> [Your objective]
Write out the listing below exactly, and omit any images you find in it.

┌─ The records

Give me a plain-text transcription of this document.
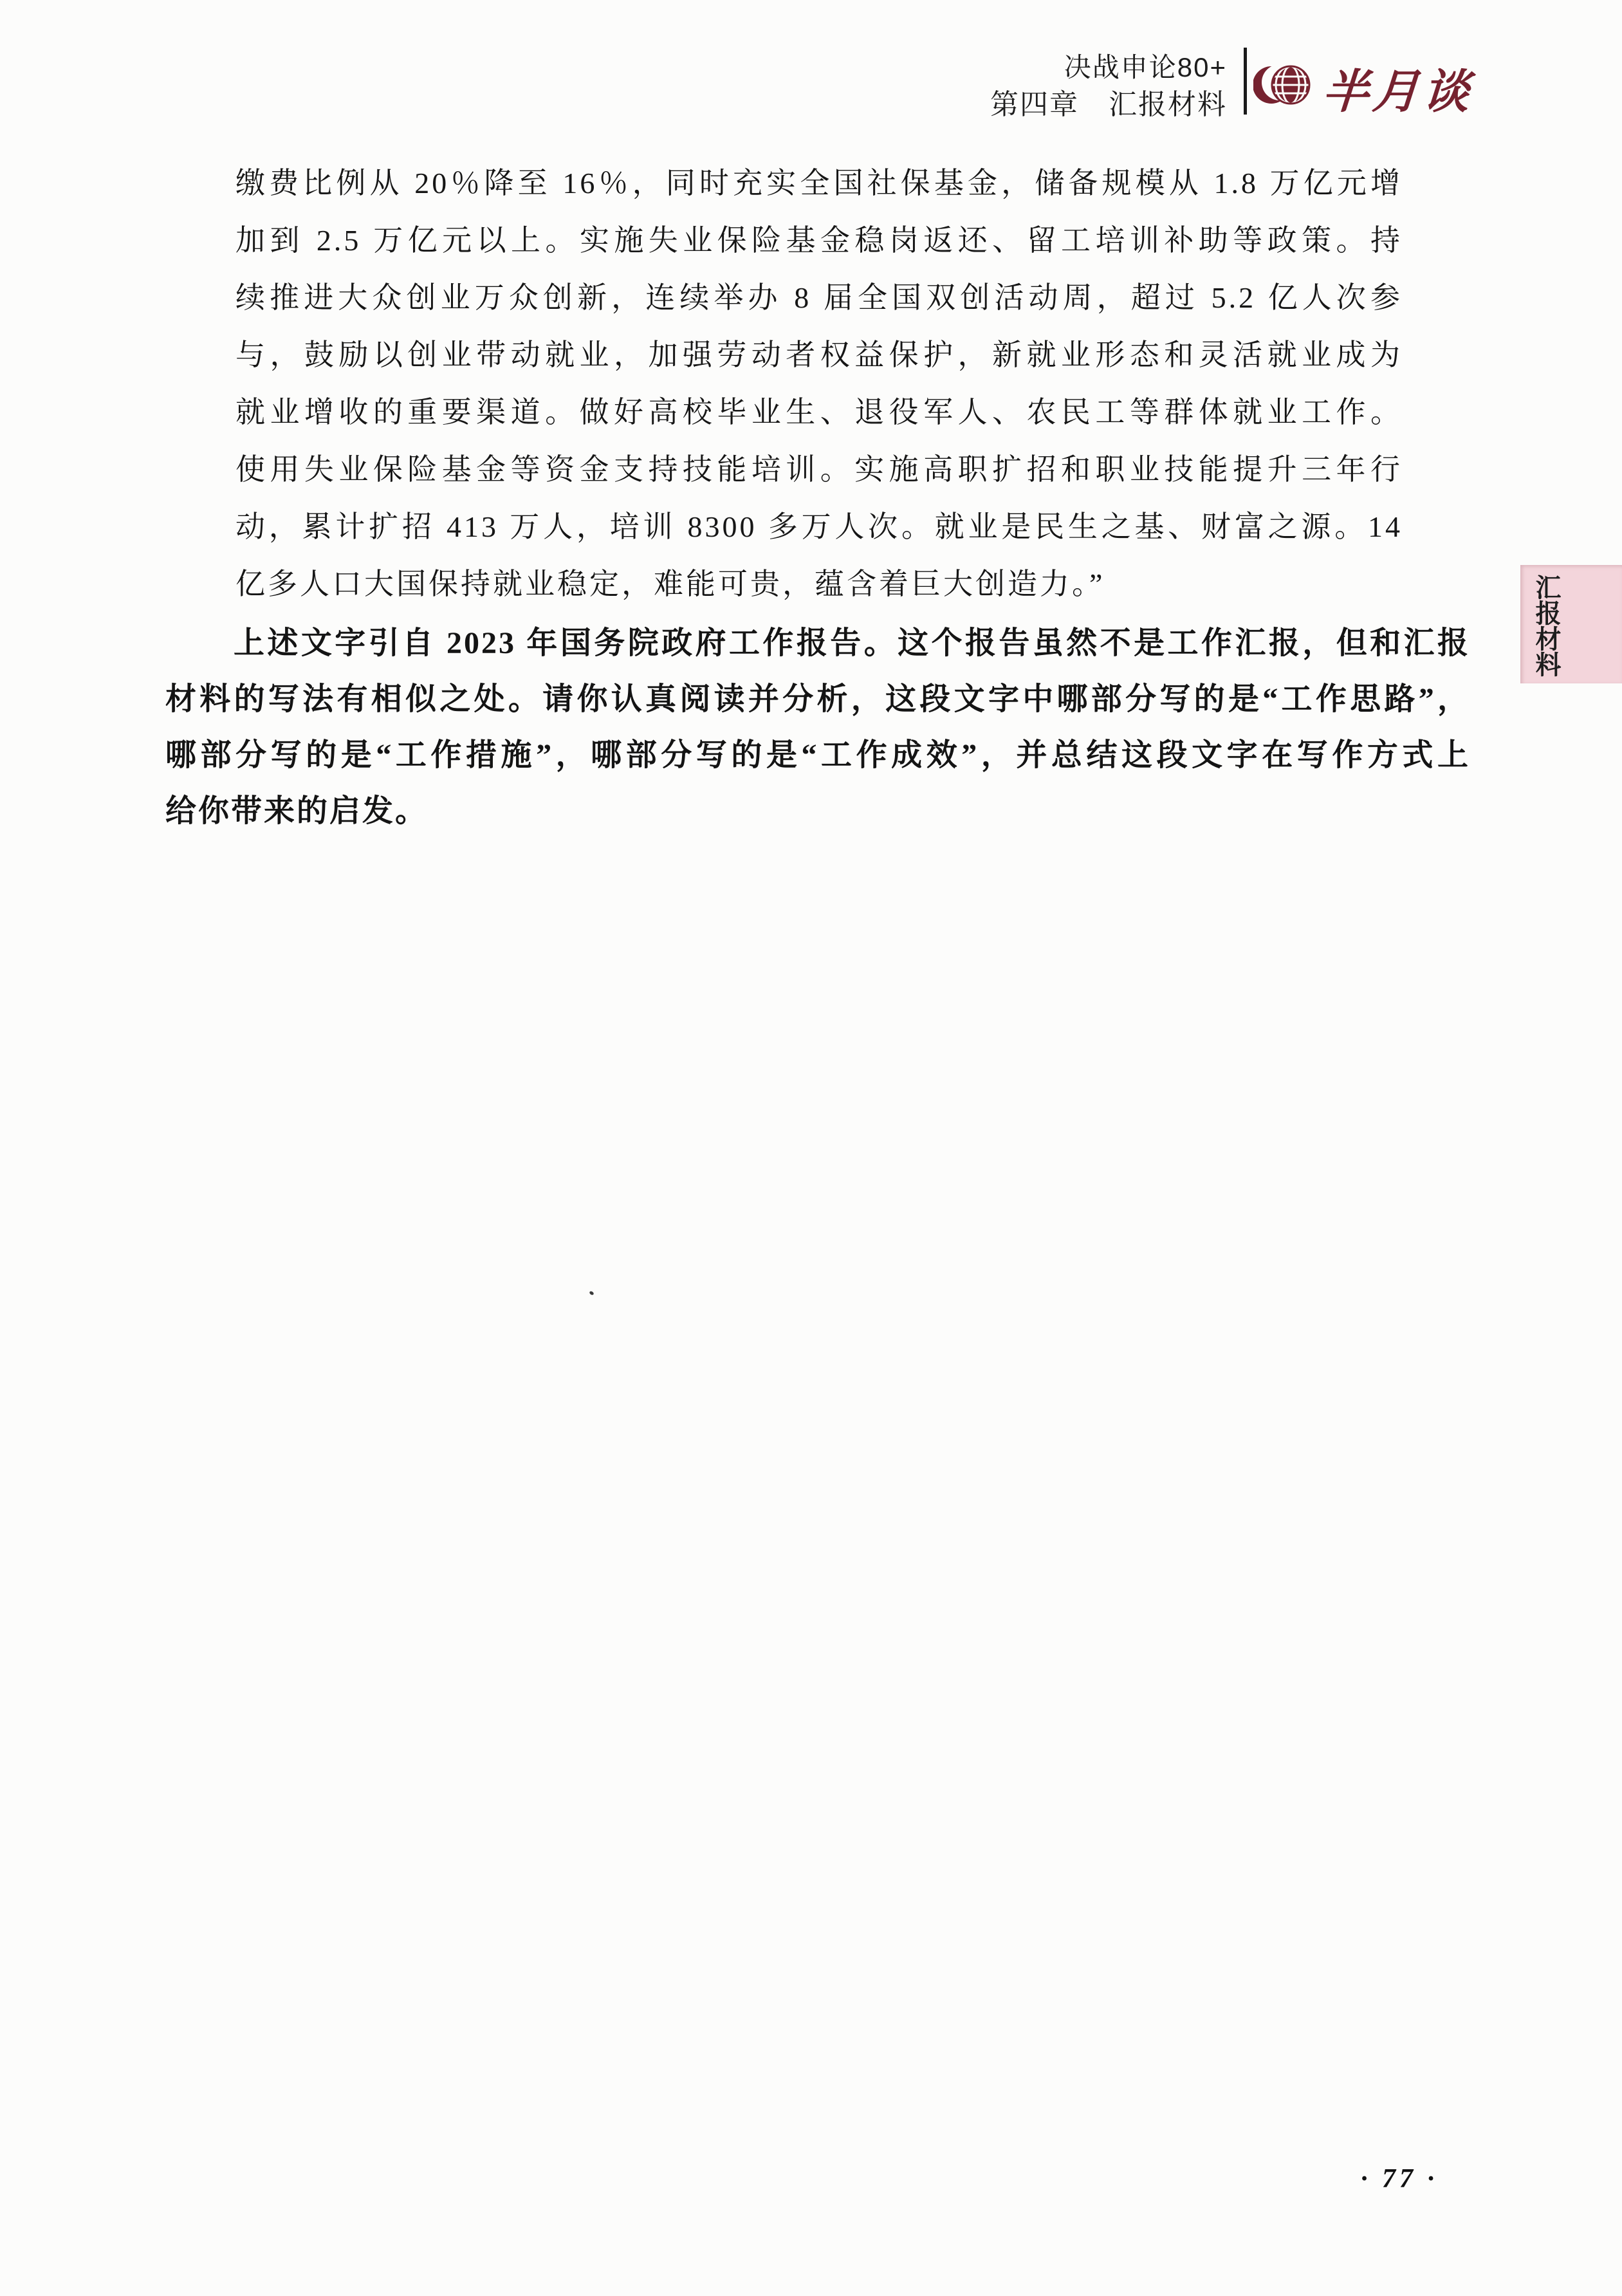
决战申论80+
第四章　汇报材料 半月谈
缴费比例从 20％降至 16％，同时充实全国社保基金，储备规模从 1.8 万亿元增
加到 2.5 万亿元以上。实施失业保险基金稳岗返还、留工培训补助等政策。持
续推进大众创业万众创新，连续举办 8 届全国双创活动周，超过 5.2 亿人次参
与，鼓励以创业带动就业，加强劳动者权益保护，新就业形态和灵活就业成为
就业增收的重要渠道。做好高校毕业生、退役军人、农民工等群体就业工作。
使用失业保险基金等资金支持技能培训。实施高职扩招和职业技能提升三年行
动，累计扩招 413 万人，培训 8300 多万人次。就业是民生之基、财富之源。14
亿多人口大国保持就业稳定，难能可贵，蕴含着巨大创造力。”
上述文字引自 2023 年国务院政府工作报告。这个报告虽然不是工作汇报，但和汇报
材料的写法有相似之处。请你认真阅读并分析，这段文字中哪部分写的是“工作思路”，
哪部分写的是“工作措施”，哪部分写的是“工作成效”，并总结这段文字在写作方式上
给你带来的启发。
汇报材料
· 77 ·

└─

> [Written solution]
Give me a plain-text transcription of this document.
决战申论80+
第四章　汇报材料 半月谈
缴费比例从 20％降至 16％，同时充实全国社保基金，储备规模从 1.8 万亿元增
加到 2.5 万亿元以上。实施失业保险基金稳岗返还、留工培训补助等政策。持
续推进大众创业万众创新，连续举办 8 届全国双创活动周，超过 5.2 亿人次参
与，鼓励以创业带动就业，加强劳动者权益保护，新就业形态和灵活就业成为
就业增收的重要渠道。做好高校毕业生、退役军人、农民工等群体就业工作。
使用失业保险基金等资金支持技能培训。实施高职扩招和职业技能提升三年行
动，累计扩招 413 万人，培训 8300 多万人次。就业是民生之基、财富之源。14
亿多人口大国保持就业稳定，难能可贵，蕴含着巨大创造力。”
上述文字引自 2023 年国务院政府工作报告。这个报告虽然不是工作汇报，但和汇报
材料的写法有相似之处。请你认真阅读并分析，这段文字中哪部分写的是“工作思路”，
哪部分写的是“工作措施”，哪部分写的是“工作成效”，并总结这段文字在写作方式上
给你带来的启发。
汇报材料
· 77 ·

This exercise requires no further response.